WORK TO COMPLETE - Find and return each line containing "December".

MATERIAL SHOWN -
>>>>

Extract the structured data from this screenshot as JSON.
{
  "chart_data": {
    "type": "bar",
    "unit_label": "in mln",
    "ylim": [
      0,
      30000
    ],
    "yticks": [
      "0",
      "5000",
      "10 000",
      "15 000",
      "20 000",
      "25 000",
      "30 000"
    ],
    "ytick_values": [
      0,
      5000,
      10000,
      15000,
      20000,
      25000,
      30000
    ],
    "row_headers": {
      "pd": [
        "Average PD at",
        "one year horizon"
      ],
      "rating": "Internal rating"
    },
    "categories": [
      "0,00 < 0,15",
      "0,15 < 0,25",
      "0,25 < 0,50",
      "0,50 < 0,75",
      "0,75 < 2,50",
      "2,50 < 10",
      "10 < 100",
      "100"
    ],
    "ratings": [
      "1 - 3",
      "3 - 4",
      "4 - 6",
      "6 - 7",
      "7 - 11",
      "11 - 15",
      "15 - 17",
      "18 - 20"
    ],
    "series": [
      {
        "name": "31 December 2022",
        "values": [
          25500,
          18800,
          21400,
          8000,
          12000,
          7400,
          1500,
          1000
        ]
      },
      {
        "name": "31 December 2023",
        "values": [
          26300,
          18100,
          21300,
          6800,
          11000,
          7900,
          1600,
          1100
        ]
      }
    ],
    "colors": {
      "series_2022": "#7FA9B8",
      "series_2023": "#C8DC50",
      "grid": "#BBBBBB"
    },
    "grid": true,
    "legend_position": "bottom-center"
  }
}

<<<<

REPLY -
        "name": "31 December 2022",
        "name": "31 December 2023",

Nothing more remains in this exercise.